明石市の子育て支援と地域経済を扱った読解文の続きを、最後の文の後から書いてください。

● 読解文:
• • • • •
妻の紗希さん(29)も「2人目も保育園預けようとした時に、無料というのはとてもありがたい」と話します。お腹の中には、3人目のお子様がいるということです。
妻・紗希さん:「おむつの定期便も利用するし、不安はないです」
若いファミリー層にとって、充実した無料サービスのおかげで、安心して子どもを産み、育てることができるのが明石市の魅力なんだそうです。実際、出生率も全国平均と比べて大幅に高くなっています。
■子育て支援が生む“好循環” 商店街も活気が
このように子育て政策に力を入れた結果、地域経済に好影響が出ています。駅前にある商店街に行ってみると、買い物客で賑わっていて、家族連れの姿も目立ちました。
商店街を訪れた市民:「昔は閑散としているイメージがあったんですけれど、どんどん人が増えてきて、商業施設も増えて住みやすいなと」
市内に移住する人が増えるなか、再開発が進んだこともあって、明石駅周辺の人通りは最大で1.7倍に。新規の出店数も2.4倍に増えたんだそう。
• • • • •
● 未加工の記録:
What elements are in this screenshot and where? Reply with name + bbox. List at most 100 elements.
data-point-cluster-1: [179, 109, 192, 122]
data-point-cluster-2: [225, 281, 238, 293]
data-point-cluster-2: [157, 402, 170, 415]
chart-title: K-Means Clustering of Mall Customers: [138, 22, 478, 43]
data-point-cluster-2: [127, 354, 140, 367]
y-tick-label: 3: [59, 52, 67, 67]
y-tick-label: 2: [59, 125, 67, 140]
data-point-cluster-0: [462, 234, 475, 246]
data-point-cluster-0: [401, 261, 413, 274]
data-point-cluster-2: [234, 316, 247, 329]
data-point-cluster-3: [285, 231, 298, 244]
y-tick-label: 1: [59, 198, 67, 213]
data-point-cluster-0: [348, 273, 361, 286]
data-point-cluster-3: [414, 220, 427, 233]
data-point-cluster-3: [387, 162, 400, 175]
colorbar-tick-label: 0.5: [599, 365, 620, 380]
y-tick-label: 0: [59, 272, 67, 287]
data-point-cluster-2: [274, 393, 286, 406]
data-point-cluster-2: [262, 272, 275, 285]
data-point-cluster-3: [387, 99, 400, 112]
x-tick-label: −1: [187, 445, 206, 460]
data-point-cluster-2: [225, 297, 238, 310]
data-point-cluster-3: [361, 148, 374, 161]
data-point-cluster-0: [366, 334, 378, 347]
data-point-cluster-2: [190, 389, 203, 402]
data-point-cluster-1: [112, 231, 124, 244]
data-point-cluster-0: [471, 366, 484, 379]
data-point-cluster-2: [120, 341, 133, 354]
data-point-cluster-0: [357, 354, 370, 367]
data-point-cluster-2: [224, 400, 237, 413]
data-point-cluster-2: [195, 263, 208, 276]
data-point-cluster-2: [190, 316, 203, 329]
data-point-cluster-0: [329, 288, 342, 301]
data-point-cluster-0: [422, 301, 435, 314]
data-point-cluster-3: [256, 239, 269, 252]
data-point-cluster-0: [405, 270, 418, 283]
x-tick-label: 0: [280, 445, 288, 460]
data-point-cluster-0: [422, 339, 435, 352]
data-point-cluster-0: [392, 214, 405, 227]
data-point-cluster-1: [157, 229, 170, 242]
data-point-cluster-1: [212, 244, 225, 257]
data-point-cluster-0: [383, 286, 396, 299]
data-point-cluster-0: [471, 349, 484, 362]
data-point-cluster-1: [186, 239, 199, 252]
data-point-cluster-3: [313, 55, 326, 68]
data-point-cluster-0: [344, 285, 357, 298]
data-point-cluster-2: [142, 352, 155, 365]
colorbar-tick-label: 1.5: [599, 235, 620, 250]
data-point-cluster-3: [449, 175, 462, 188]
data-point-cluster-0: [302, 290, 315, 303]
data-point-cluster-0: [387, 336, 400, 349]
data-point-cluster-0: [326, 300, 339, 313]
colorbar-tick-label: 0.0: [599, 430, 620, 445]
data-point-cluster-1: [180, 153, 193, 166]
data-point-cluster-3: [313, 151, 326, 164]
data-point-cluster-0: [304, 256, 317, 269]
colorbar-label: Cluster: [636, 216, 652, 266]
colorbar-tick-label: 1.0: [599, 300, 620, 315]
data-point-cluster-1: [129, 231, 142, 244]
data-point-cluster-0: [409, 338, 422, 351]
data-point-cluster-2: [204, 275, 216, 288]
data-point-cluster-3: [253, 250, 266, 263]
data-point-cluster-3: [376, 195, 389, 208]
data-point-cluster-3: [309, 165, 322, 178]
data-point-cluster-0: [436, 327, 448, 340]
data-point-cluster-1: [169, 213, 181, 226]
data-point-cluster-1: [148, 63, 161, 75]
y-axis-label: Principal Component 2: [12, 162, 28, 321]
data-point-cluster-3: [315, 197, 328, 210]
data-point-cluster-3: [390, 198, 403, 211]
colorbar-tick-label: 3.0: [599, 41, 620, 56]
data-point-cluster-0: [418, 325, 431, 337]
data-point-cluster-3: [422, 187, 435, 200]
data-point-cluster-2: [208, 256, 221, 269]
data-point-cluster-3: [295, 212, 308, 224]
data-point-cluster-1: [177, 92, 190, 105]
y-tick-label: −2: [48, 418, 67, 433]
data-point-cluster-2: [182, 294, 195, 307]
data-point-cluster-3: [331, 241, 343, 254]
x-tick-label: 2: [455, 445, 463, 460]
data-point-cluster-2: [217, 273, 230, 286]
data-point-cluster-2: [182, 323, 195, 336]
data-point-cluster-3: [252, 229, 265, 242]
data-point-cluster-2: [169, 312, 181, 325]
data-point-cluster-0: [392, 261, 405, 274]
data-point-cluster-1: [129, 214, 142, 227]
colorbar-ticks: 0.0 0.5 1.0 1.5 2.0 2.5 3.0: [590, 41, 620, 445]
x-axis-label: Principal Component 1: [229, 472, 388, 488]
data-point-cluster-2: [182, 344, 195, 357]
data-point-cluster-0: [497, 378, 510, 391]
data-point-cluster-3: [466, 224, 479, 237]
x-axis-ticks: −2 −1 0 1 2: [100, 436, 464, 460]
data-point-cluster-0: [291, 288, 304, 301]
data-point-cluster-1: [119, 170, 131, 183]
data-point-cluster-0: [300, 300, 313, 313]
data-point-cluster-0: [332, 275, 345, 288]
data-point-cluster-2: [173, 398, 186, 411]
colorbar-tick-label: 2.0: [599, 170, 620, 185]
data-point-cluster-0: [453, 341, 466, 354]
• • • • •
● 演習出力:
魚の棚東商店街振興組合 安原宏樹理事長:「(市の政策で)子育てにすごく力を入れるということで、商業者からすると『そっちばっかり力入れないで』という本音はあったんですね。ただ子育てを支援することで、人口が増えて、人口が増えるということは結局経済も回ると」
明石市の泉房穂市長に、なぜこのような好循環を実現できたのか聞いてきました。
明石市 泉市長:「子どもに力を入れたら、地域の経済は良くなるはずだと思っていましたけれど、ここまで一気にくるとは正直驚きです。ご商売人の方々が『市長!これからは商売人やなくて子どもや!』と普通におっしゃいますから」
市長によれば、「5つの無料化」は、市の予算の2%弱で可能だといいます。
明石市 泉市長:「子どもを産みたいのに、お金が理由でためらう社会というのはもったいないですよと思うので。基本的に子育てにかかる費用は、みんなのお金でみましょうと」
また「市長への意見箱」などを通じて、市民の声が直接市に届き、職員全体に共有されています。
明石市 佐野洋子統括理事:「市民から直接『助かっている』という声を頂く機会が増えた。職員もモチベーションというか、自分たちの日々の仕事が、子育てしやすさにつながる実感は持てたかなと思います」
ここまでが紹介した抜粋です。